### YOUR OBJECTIVE
Only the pictures stay out; every record is to be quoted exactly.

Saved entries
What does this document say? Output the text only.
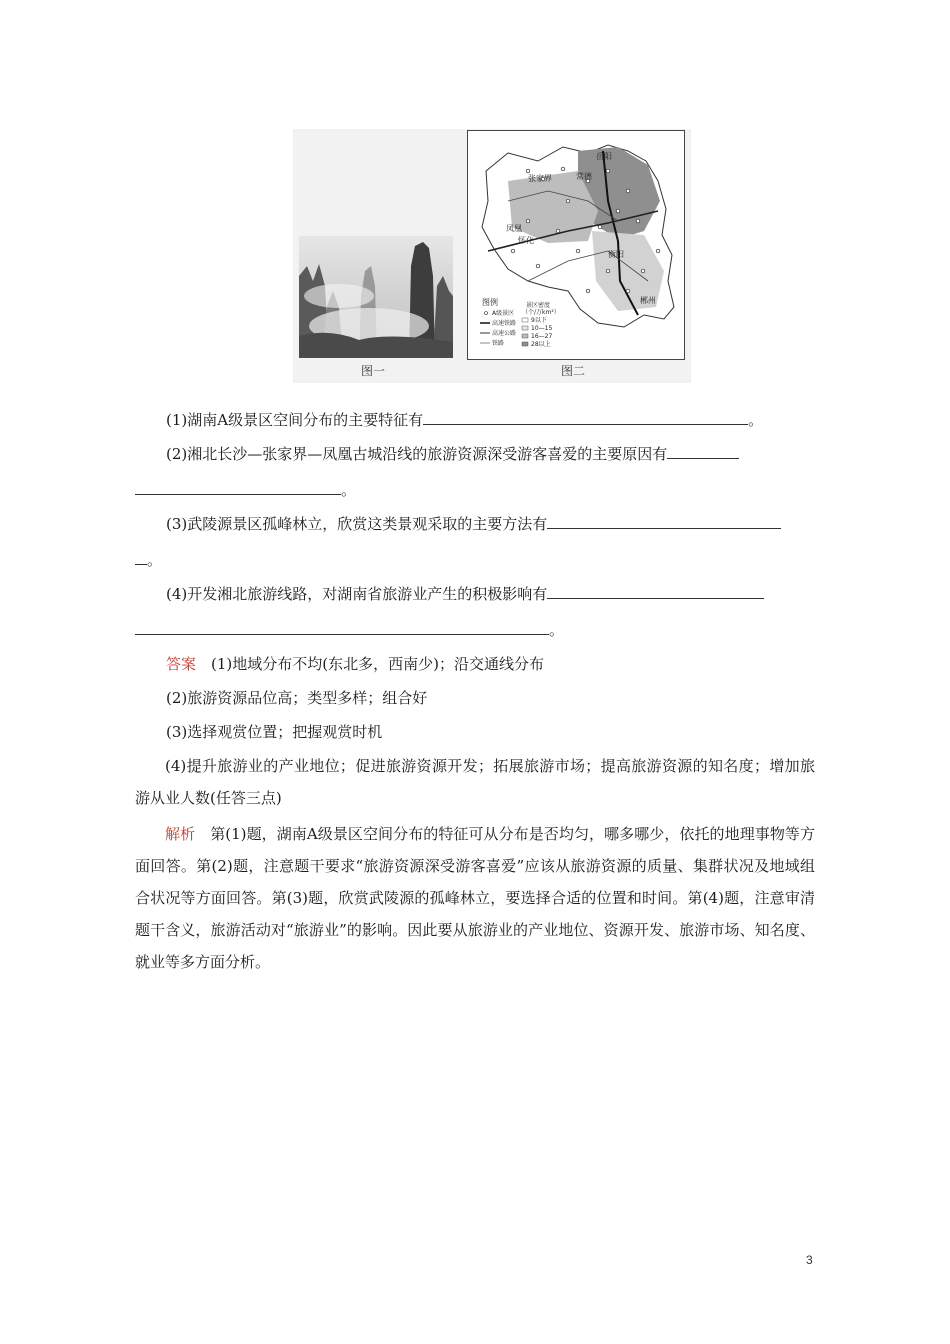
岳阳
张家界	常德
凤凰
怀化
衡阳
郴州
图例
A级景区
高速铁路
高速公路
铁路
景区密度
（个/万km²）
9以下
10—15
16—27
28以上
图一	图二
(1)湖南A级景区空间分布的主要特征有	。
(2)湘北长沙—张家界—凤凰古城沿线的旅游资源深受游客喜爱的主要原因有
。
(3)武陵源景区孤峰林立，欣赏这类景观采取的主要方法有
。
(4)开发湘北旅游线路，对湖南省旅游业产生的积极影响有
。
答案　 (1)地域分布不均(东北多，西南少)；沿交通线分布
(2)旅游资源品位高；类型多样；组合好
(3)选择观赏位置；把握观赏时机
(4)提升旅游业的产业地位；促进旅游资源开发；拓展旅游市场；提高旅游资源的知名度；增加旅游从业人数(任答三点)
解析　 第(1)题，湖南A级景区空间分布的特征可从分布是否均匀，哪多哪少，依托的地理事物等方面回答。第(2)题，注意题干要求“旅游资源深受游客喜爱”应该从旅游资源的质量、集群状况及地域组合状况等方面回答。第(3)题，欣赏武陵源的孤峰林立，要选择合适的位置和时间。第(4)题，注意审清题干含义，旅游活动对“旅游业”的影响。因此要从旅游业的产业地位、资源开发、旅游市场、知名度、就业等多方面分析。
3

### ANSWER TO THIS EXERCISE
What does this document say? Output the text only.
岳阳
张家界	常德
凤凰
怀化
衡阳
郴州
图例
A级景区
高速铁路
高速公路
铁路
景区密度
（个/万km²）
9以下
10—15
16—27
28以上
图一	图二
(1)湖南A级景区空间分布的主要特征有	。
(2)湘北长沙—张家界—凤凰古城沿线的旅游资源深受游客喜爱的主要原因有
。
(3)武陵源景区孤峰林立，欣赏这类景观采取的主要方法有
。
(4)开发湘北旅游线路，对湖南省旅游业产生的积极影响有
。
答案　 (1)地域分布不均(东北多，西南少)；沿交通线分布
(2)旅游资源品位高；类型多样；组合好
(3)选择观赏位置；把握观赏时机
(4)提升旅游业的产业地位；促进旅游资源开发；拓展旅游市场；提高旅游资源的知名度；增加旅游从业人数(任答三点)
解析　 第(1)题，湖南A级景区空间分布的特征可从分布是否均匀，哪多哪少，依托的地理事物等方面回答。第(2)题，注意题干要求“旅游资源深受游客喜爱”应该从旅游资源的质量、集群状况及地域组合状况等方面回答。第(3)题，欣赏武陵源的孤峰林立，要选择合适的位置和时间。第(4)题，注意审清题干含义，旅游活动对“旅游业”的影响。因此要从旅游业的产业地位、资源开发、旅游市场、知名度、就业等多方面分析。
3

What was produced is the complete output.